Problem to solve :: Using the forum thread excerpt, explain why HartleySan doubts the need for the else statement.

HartleySan Posted December 29, 2012 Share Posted December 29, 2012 Larry, I read your previous post several times before posting my last reply, and I still don't get it. (Maybe I'm just being really dense about this one. Sorry.) I can't understand the purpose of the else statement though. Basically, if $errors is not an array, then the code just echoes $errors under the assumption that it's a scalar (likely a string) value, right? However, when would that ever be the case? As Graham demonstrated, forcing the $errors variable into an array in some cases and a non-array in other cases seems to add a lot of unnecessary overhead and headaches. Again, I'm obviously missing the point here, so I'd appreciate a little bit more of an explanation. I totally trust you know what you're talking about, but I wanted you to know why I can't understand why you're doing what you're doing. Link to comment Share on other sites More sharing options...
Larry Posted December 29, 2012 Share Posted December 29, 2012 I don't see a point in my restating the same concept for a third time. If the possible motivations for writing code in such a way is lost on you, then so be it. Link to comment Share on other sites More sharing options...

Dataset section ::
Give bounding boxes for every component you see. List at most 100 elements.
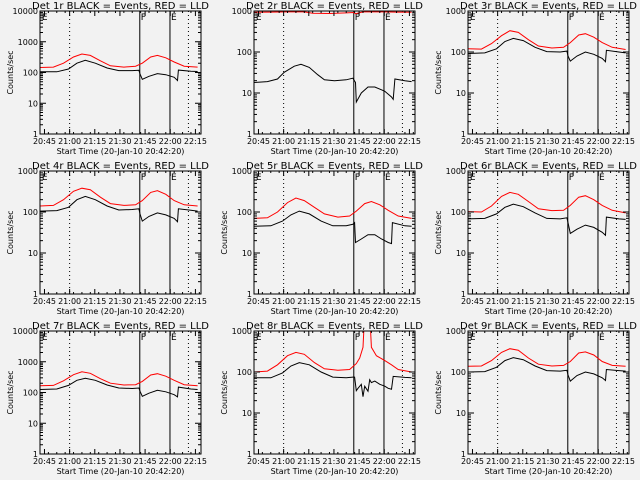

Result :: The else branch only echoes $errors when it is not an array, on the assumption that it holds a scalar value such as a string, and HartleySan cannot see when that would ever happen. HartleySan also points out that, as Graham demonstrated, making $errors an array in some cases and a non-array in others seems to add a lot of unnecessary overhead and headaches.